== YOUR OBJECTIVE ==
When a line of the entries contains the word "vandringskilen", report that line.

SOURCE MATERIAL START

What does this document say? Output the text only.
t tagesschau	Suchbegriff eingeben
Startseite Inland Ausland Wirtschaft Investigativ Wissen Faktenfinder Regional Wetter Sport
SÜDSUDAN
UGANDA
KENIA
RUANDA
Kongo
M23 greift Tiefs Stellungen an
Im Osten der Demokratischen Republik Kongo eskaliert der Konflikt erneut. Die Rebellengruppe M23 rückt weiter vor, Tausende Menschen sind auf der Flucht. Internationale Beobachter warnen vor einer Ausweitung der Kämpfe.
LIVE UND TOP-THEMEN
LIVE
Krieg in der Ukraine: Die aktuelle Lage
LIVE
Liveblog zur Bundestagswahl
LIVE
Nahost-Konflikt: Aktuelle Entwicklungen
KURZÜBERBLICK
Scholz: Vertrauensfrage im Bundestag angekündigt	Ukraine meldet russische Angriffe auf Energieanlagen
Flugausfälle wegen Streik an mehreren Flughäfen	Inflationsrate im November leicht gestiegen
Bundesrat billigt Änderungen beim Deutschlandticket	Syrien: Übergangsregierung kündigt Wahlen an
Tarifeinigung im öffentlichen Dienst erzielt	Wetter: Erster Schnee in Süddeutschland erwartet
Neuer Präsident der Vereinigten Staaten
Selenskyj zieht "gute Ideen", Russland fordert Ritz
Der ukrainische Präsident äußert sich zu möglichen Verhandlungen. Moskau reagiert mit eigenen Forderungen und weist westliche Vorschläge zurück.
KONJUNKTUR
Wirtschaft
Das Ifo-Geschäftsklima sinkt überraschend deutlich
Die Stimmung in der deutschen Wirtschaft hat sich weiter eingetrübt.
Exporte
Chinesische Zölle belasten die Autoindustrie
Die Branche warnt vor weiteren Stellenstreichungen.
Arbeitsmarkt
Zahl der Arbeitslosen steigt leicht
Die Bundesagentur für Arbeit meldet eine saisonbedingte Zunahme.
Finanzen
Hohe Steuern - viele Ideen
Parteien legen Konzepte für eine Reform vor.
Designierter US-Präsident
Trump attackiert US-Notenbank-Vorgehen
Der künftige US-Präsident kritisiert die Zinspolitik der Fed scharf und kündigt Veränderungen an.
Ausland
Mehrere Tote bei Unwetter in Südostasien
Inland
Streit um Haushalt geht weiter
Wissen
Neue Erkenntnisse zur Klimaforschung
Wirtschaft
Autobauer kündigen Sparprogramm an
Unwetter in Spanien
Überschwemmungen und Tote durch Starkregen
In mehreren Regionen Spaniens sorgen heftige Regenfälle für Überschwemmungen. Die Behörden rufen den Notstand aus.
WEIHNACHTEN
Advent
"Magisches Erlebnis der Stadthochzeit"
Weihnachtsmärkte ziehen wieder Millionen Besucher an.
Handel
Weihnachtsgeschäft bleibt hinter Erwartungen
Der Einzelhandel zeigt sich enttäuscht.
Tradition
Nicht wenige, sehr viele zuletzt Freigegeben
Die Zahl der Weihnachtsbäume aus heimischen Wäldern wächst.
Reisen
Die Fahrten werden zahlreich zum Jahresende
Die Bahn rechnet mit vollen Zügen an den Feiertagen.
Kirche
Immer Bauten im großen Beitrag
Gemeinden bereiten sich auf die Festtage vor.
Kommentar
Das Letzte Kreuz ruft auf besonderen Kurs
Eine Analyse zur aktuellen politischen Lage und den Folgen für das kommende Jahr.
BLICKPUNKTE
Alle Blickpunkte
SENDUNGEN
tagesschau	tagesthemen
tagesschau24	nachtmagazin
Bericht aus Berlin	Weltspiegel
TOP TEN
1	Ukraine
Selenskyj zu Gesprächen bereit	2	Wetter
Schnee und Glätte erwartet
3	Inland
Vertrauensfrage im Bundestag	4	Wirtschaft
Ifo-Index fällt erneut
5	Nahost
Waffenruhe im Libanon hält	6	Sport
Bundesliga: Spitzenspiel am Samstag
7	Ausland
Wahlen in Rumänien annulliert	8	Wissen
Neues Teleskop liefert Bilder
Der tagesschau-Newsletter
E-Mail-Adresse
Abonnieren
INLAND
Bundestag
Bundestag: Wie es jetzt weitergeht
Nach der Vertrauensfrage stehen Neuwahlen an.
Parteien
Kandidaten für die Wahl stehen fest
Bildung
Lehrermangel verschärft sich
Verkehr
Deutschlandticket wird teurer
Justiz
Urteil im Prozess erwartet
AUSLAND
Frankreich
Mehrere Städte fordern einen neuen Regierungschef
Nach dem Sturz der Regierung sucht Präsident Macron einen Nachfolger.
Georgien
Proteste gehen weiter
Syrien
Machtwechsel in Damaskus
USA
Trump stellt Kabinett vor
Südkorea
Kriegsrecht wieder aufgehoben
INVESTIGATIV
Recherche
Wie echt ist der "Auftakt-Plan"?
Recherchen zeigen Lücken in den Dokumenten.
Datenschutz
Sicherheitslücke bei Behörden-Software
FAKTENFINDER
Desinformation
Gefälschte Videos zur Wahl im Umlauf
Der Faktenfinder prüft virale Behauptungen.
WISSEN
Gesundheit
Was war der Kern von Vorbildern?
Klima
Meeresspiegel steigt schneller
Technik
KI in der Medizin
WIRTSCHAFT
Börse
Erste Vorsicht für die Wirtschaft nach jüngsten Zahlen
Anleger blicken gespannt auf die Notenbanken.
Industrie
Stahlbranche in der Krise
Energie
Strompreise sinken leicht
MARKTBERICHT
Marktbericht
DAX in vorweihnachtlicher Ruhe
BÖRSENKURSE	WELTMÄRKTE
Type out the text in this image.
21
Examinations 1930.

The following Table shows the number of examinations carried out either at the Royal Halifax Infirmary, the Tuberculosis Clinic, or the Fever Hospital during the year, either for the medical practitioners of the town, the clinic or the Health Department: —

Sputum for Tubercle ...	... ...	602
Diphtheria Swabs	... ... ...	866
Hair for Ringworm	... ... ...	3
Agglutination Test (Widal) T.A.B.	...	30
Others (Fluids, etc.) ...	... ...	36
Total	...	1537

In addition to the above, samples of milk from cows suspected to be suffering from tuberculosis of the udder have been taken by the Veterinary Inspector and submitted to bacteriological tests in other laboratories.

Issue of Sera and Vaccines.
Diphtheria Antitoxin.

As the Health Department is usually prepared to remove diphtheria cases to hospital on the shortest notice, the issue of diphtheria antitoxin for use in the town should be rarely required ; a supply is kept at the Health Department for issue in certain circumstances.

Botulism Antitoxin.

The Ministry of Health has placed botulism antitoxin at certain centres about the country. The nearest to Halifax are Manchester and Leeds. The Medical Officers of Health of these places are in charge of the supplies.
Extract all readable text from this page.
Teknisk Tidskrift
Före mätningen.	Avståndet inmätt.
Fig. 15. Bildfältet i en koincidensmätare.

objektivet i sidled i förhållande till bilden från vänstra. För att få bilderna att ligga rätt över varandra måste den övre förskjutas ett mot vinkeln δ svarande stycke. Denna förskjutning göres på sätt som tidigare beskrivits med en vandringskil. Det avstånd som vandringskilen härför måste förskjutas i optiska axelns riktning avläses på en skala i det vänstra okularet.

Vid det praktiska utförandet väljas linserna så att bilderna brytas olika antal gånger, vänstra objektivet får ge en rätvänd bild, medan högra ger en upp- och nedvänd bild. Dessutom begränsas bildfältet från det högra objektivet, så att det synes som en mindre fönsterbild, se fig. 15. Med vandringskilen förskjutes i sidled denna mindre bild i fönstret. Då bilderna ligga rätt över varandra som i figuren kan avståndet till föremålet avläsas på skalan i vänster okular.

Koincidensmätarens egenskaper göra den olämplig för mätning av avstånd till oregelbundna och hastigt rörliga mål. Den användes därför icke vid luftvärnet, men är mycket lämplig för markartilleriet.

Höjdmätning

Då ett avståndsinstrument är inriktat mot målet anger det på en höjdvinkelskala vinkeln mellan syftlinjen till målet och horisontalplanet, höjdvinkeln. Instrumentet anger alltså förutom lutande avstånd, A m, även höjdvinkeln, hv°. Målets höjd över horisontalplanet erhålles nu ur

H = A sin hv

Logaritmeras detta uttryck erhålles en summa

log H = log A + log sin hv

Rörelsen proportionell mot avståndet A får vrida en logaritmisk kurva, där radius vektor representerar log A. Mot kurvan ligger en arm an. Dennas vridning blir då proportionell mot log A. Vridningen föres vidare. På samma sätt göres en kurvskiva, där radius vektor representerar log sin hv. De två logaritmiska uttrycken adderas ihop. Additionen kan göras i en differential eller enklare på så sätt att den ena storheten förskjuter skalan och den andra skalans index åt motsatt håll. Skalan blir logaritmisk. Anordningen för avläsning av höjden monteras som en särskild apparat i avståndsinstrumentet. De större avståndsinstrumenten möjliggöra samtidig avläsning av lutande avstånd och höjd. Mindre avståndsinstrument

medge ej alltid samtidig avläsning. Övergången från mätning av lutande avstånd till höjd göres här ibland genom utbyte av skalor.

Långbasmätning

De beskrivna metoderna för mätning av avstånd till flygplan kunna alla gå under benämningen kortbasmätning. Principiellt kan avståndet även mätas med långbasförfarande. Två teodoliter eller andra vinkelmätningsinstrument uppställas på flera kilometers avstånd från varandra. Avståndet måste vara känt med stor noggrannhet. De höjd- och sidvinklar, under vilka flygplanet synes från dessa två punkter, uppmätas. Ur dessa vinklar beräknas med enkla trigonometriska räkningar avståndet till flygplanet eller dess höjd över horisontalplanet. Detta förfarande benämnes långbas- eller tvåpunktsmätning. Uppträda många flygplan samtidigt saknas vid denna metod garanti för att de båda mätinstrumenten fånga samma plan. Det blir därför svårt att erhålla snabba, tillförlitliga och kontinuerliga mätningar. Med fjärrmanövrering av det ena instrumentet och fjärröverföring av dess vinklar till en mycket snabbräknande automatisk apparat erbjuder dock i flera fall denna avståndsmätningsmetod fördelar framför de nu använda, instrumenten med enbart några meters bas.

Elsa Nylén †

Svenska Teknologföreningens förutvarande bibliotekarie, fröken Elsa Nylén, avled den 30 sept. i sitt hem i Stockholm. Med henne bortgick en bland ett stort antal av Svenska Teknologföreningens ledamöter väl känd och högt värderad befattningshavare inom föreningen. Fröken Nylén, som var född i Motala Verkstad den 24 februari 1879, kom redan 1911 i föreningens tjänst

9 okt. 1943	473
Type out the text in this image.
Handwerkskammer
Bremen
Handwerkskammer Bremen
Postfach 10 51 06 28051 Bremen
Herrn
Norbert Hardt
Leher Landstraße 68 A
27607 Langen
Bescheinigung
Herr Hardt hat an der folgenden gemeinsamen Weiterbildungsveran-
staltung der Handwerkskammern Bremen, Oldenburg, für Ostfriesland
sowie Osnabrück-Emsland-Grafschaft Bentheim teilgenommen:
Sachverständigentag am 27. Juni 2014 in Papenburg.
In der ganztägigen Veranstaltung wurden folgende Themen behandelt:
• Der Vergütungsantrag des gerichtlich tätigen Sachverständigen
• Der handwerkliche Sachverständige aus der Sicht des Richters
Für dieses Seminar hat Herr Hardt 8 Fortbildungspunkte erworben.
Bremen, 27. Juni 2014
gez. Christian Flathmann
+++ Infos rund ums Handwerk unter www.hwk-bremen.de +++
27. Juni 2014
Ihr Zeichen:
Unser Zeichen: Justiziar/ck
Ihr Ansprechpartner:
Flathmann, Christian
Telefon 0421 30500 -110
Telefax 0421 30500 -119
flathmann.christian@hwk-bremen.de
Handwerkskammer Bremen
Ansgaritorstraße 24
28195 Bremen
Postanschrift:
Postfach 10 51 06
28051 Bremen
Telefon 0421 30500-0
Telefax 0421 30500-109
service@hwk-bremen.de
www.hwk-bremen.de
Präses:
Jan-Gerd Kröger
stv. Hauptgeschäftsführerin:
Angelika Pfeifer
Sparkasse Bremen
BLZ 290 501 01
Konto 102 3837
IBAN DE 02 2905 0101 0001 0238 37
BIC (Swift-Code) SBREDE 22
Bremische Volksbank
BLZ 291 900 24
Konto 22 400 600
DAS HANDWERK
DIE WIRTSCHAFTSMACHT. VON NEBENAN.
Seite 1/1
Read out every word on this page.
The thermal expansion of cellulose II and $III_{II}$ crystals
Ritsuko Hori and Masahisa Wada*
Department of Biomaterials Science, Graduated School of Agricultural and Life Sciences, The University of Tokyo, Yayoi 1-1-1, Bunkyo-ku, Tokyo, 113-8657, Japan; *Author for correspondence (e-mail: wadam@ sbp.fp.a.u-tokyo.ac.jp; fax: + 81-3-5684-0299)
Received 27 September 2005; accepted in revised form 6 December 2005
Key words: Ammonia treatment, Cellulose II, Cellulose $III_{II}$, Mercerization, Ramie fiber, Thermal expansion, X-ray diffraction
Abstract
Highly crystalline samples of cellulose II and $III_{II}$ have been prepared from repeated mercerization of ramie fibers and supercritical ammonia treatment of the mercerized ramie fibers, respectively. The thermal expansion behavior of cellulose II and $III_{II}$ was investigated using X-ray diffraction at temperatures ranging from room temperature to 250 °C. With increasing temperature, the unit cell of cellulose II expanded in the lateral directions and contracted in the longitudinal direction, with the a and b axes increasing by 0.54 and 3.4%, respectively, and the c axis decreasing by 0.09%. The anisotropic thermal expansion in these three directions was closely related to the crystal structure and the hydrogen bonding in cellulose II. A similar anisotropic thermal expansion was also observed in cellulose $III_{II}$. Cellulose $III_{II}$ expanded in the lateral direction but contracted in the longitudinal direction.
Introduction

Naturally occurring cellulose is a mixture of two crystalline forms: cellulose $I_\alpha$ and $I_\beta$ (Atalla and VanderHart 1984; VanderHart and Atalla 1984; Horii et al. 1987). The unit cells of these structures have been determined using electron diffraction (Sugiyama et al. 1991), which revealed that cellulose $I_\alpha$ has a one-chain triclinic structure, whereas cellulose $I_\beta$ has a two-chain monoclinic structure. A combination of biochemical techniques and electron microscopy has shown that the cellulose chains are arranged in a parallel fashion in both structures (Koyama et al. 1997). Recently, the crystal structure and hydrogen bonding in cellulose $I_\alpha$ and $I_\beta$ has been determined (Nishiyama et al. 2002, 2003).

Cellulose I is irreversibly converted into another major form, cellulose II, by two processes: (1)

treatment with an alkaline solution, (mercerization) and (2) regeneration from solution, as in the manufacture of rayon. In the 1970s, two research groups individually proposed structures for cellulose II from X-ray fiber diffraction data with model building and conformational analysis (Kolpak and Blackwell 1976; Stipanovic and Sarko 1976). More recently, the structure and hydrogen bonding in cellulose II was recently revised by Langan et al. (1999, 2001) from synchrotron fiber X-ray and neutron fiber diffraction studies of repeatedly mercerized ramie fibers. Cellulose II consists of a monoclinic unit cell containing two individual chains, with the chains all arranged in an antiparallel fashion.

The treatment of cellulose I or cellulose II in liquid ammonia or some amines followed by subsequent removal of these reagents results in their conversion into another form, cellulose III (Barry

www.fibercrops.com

SOURCE MATERIAL END

== SOLUTION TO THIS TASK ==
objektivet i sidled i förhållande till bilden från vänstra. För att få bilderna att ligga rätt över varandra måste den övre förskjutas ett mot vinkeln δ svarande stycke. Denna förskjutning göres på sätt som tidigare beskrivits med en vandringskil. Det avstånd som vandringskilen härför måste förskjutas i optiska axelns riktning avläses på en skala i det vänstra okularet.
Vid det praktiska utförandet väljas linserna så att bilderna brytas olika antal gånger, vänstra objektivet får ge en rätvänd bild, medan högra ger en upp- och nedvänd bild. Dessutom begränsas bildfältet från det högra objektivet, så att det synes som en mindre fönsterbild, se fig. 15. Med vandringskilen förskjutes i sidled denna mindre bild i fönstret. Då bilderna ligga rätt över varandra som i figuren kan avståndet till föremålet avläsas på skalan i vänster okular.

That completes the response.